■ **TEXT SHOWN**:
-------------------------

The Great Gift to Humanity: Masturbation

The Great Gift to Humanity: Masturbation
There is simply no denying that life can be hard, even cruel. Few, if any, of us go through life consistently getting all the affirmation and pleasures that would offset the hardships that inevitably come our way. Fortunately for us, our bodies are equipped to provide the ability to cope with even the most difficult circumstances. We generate our own natural pain and stress relievers through our positive physical contact with other people. From the time we are infants we learn to find pleasure in skin-to-skin contact with others. It appears that we are dependent on copious amounts of this kind of comforting and pleasurable contact for both physical and emotional development. When we transition from childhood to adolescence, we simply move our source of physical contact from our family to our friends. However, the special pleasure of human, skin to skin, contact never loses its importance.
There is only one problem.


Over the span of our life there are limited times when we have regular and consistent access to enough of that kind of contact. Even when we are in a relationship with an active sex life, we do not necessarily have access to the physical pleasure when we need it to mitigate the pains of life.
Masturbation is the way we have been given to fill that void. Masturbation to orgasm is nearly unique to humans. Bonobo apes, who just happen to be our nearest genetic relative, seem to be the only other species that can do this. Via masturbation, aided by our unique ability to imagine things that are not present in reality, we have the ability to produce our own physical and emotional pleasure without aid of anyone else. I do not just mean that we can achieve sexual release, but we can enjoy both the pleasures of being touched as well as the pleasures of touching. Both are very important for our mental health.
Children spontaneously begin to masturbate as soon as they learn to control their limbs enough to do so. There is even some evidence that children learn to masturbate even before birth. Most children will continue to masturbate with some regularity unless they are taught not to do so. This seems to be a biological survival mechanism. Yet, nearly all cultures discourage if not forbid masturbation. Even the free-sex Greeks taught that masturbation was an empty exercise and that it was better to focus that energy elsewhere. Of course the Christian tradition calls masturbation “self-abuse” and lists it as a very serious sin. The Mormons take it one step further and spell out that masturbation is akin to homosexuality, because if one masturbates one is enjoying touching the genitals of the same sex.

-------------------------

■ **ENTRIES SHOWN**:
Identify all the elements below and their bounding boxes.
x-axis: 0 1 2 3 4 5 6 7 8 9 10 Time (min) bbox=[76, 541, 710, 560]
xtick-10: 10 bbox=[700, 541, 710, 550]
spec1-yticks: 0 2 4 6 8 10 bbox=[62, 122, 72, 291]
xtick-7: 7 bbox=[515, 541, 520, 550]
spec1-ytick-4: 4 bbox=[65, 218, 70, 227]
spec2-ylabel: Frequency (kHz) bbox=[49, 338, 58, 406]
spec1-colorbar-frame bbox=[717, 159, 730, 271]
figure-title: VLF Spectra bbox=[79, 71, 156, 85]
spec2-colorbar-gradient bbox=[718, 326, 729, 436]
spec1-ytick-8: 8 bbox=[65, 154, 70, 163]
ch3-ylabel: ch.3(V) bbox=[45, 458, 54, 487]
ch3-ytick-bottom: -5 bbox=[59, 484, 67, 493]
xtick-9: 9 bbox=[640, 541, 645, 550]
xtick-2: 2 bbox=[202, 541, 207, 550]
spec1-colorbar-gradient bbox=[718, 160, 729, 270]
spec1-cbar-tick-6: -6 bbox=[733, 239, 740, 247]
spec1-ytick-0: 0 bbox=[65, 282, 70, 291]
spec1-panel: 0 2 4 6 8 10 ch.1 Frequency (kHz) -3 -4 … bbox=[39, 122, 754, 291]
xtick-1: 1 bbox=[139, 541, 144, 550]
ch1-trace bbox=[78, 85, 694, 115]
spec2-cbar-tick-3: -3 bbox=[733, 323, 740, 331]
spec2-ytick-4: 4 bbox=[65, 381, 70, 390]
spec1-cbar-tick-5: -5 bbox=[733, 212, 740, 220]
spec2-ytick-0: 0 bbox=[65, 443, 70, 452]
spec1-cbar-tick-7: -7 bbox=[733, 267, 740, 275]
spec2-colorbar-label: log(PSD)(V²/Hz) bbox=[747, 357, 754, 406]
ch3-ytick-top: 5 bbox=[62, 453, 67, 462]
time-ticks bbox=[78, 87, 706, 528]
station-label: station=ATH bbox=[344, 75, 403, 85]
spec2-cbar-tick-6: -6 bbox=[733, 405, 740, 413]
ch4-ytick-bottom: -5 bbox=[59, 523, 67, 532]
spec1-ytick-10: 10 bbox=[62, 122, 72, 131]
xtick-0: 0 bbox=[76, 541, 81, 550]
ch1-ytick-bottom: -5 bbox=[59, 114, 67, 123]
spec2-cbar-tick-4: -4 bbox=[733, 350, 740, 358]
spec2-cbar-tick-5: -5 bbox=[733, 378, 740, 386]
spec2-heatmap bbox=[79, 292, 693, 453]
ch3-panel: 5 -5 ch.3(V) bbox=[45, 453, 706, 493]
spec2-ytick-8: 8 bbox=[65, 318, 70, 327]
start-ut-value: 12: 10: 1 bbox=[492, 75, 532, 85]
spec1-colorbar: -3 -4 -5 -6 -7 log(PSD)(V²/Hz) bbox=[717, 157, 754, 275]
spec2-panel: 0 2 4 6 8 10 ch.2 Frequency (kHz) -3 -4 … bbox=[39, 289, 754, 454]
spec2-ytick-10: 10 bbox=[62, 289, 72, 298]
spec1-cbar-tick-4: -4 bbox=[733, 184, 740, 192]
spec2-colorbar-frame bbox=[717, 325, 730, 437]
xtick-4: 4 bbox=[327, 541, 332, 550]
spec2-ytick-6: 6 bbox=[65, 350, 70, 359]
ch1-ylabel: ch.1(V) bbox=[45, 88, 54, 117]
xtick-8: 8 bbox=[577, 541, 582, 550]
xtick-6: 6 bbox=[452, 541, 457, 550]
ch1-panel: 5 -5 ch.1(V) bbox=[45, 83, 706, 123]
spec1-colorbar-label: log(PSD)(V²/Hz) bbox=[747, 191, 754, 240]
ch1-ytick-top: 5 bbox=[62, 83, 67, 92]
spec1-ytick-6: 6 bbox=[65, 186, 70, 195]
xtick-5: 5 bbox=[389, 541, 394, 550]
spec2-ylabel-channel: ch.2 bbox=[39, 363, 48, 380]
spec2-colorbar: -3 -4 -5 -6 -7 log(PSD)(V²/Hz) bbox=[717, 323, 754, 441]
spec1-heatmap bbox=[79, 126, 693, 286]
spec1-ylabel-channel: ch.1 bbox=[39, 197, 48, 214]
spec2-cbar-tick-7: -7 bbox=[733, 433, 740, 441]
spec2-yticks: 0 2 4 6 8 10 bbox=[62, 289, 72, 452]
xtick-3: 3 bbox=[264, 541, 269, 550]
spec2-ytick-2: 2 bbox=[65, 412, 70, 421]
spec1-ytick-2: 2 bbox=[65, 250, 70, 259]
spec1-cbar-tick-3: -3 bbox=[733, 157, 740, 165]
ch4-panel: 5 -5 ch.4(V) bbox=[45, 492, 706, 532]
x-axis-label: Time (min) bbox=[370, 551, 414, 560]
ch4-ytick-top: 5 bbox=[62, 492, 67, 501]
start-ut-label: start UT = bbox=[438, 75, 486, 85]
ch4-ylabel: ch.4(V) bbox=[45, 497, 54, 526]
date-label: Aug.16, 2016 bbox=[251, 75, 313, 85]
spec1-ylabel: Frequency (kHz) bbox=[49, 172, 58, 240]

-------------------------

■ **COMPLETE THE FOLLOWING**:
**1.** In the essay on masturbation, list every culture or tradition the text names as discouraging or forbidding masturbation.
**2.** Carry on the essay on masturbation from its last sentence, keeping its argument and tone.
The records play no part in this work.

■ **PER-TASK OUTPUTS**:
**1.**
- The Greeks
- The Christian tradition
- The Mormons

**2.**
Actually, the idea that masturbation normalizes a male enjoying the feeling of a penis or a female enjoying touching a female breast or vulva is not without merit. It would follow the basic tenets of behavioral learning for this to be true. I have long contended that unless taught otherwise, the vast majority of people will seek out and receive sexual pleasure from both sexes. This well might be the mechanism by which this ability is transmitted. The error that the orthodox Christians make is their assumption that an all-powerful god is actually so petty as to be consumed with how humans use their genitals to achieve pleasure. Really, does a being that can speak the world into existence care if a male touches another male’s penis? I think not.
The whole notion that masturbation is a sin is to suggest that God played a cruel trick on humans by providing the mechanism to relieve their pain and suffering literally at their fingertips, then forbid them to use it is absurd. It harkens back to the gods of the Greeks and Romans who were indeed cruel and capricious. Those gods did enjoy making humans suffer and it is no coincidence that the idea of masturbation as a mortal sin came from the Roman church.
Our aversion and shame in masturbation not only leads us to hide it from even our close friends, but to shortchange our pleasure as well. All too often people race through masturbation as fast as they can to get sexual relief, but in doing so miss a great deal of the good they can do themselves in the process. Good masturbation, like good sex, involves more than just the genitals, but the entire body. It is the difference between fucking and making love. We as humans have been given the ability to make love to ourselves and we should use that ability to make our lives better.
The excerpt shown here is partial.